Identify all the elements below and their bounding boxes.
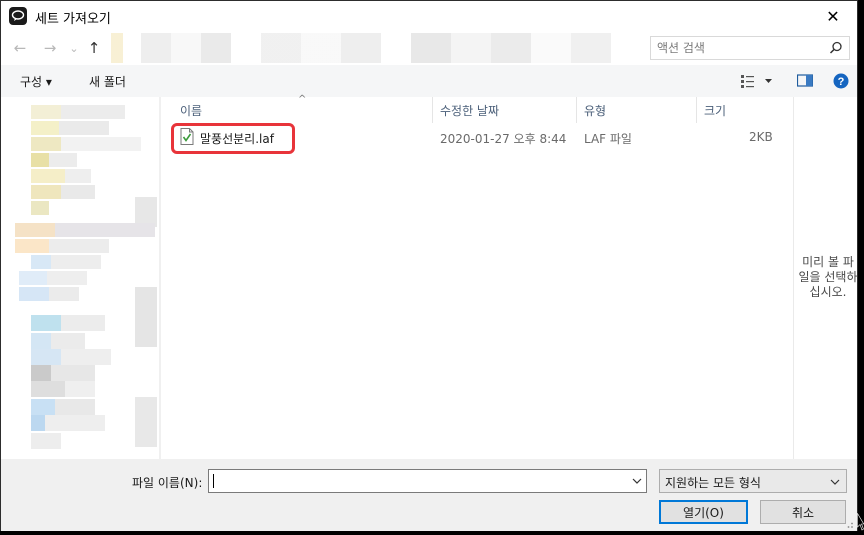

* * *

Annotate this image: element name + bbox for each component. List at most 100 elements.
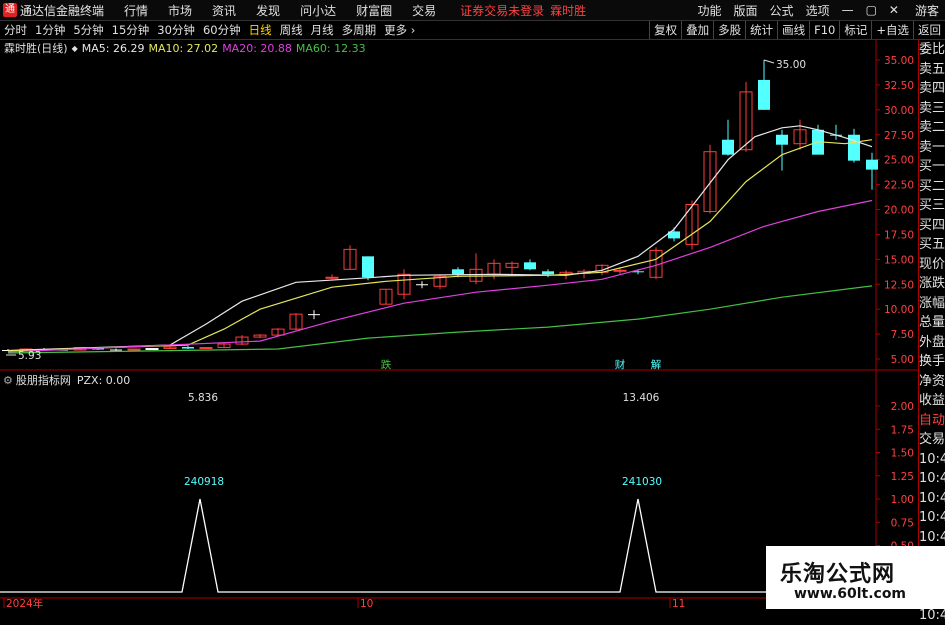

...

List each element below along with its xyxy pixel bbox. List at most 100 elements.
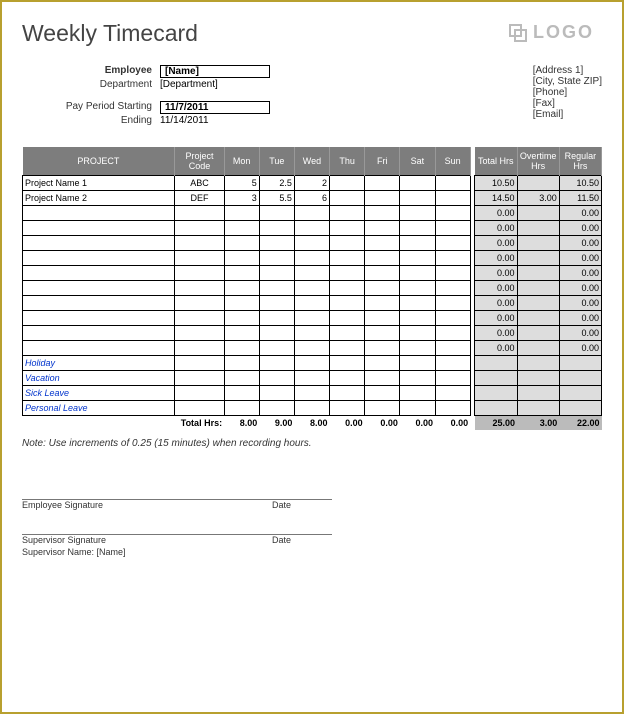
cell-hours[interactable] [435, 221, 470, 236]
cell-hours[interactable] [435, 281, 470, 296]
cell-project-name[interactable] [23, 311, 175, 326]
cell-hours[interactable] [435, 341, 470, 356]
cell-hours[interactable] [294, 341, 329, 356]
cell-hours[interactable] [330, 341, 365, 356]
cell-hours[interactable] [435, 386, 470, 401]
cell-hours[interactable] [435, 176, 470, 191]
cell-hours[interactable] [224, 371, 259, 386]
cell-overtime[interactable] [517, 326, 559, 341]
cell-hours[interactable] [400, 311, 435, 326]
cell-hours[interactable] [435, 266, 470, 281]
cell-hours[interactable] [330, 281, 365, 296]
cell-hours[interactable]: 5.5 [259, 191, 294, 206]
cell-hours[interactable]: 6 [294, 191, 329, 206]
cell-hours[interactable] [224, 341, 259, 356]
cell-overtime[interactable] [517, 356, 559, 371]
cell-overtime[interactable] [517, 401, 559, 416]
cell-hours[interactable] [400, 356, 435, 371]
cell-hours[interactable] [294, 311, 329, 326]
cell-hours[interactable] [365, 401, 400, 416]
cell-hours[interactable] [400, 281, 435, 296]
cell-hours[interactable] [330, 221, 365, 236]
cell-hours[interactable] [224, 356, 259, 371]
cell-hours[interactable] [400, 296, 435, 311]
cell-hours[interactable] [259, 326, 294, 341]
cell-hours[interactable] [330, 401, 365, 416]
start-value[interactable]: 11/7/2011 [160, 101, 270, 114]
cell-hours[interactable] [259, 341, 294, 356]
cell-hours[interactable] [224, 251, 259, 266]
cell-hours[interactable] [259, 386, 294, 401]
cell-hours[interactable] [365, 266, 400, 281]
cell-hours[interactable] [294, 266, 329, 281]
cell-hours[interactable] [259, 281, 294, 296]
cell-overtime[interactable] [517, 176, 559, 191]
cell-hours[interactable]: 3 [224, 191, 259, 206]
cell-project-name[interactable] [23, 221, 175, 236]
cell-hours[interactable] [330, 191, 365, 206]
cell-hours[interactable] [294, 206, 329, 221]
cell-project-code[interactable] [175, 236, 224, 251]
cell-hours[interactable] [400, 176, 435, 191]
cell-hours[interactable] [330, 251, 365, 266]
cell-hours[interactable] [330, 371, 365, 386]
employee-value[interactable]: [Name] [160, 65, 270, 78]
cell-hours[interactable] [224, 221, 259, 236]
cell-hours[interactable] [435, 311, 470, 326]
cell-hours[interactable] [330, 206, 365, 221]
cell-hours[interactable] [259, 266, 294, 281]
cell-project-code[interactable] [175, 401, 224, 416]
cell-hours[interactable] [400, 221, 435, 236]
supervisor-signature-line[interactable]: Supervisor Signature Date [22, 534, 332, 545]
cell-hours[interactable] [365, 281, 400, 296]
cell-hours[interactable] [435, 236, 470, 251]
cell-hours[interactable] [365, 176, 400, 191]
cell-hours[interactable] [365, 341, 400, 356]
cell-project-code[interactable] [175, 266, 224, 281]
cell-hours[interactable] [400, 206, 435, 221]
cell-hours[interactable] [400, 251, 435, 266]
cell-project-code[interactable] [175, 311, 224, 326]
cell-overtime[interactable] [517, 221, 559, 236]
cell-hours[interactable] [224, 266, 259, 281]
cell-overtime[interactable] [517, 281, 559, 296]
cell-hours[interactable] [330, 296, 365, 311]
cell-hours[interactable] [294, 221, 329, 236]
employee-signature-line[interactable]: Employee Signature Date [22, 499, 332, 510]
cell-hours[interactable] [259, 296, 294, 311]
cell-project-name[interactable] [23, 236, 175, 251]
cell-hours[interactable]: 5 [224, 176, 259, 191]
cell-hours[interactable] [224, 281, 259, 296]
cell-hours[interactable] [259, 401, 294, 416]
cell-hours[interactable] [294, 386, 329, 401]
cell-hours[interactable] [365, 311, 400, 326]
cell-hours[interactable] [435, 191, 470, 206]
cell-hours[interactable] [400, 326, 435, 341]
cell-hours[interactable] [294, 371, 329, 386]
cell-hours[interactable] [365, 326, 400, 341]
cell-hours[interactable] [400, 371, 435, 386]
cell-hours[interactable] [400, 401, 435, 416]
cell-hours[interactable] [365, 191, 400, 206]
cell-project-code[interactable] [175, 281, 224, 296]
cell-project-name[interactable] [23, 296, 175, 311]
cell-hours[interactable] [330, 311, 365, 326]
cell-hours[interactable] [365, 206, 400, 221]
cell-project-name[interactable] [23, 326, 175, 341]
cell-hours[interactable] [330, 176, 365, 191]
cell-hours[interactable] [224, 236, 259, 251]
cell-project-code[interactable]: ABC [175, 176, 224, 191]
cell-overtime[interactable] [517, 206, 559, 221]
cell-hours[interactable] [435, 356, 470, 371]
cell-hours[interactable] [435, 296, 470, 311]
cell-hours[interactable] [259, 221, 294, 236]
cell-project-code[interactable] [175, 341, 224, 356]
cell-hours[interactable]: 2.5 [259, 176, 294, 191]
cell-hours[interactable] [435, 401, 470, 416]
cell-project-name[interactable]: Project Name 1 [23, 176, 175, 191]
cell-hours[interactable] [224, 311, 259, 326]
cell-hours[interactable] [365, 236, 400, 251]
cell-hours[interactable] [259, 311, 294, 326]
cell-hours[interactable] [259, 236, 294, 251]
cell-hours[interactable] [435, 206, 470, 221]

> _Task prompt_
Collect every line in the items above that contains the word "each", treating uppercase and lowercase letters as different.

> _Task result_
Annotate this image: element name + bbox for each component. List at most 100 elements.
List each element below along with its xyxy pixel bbox. List at most 100 elements.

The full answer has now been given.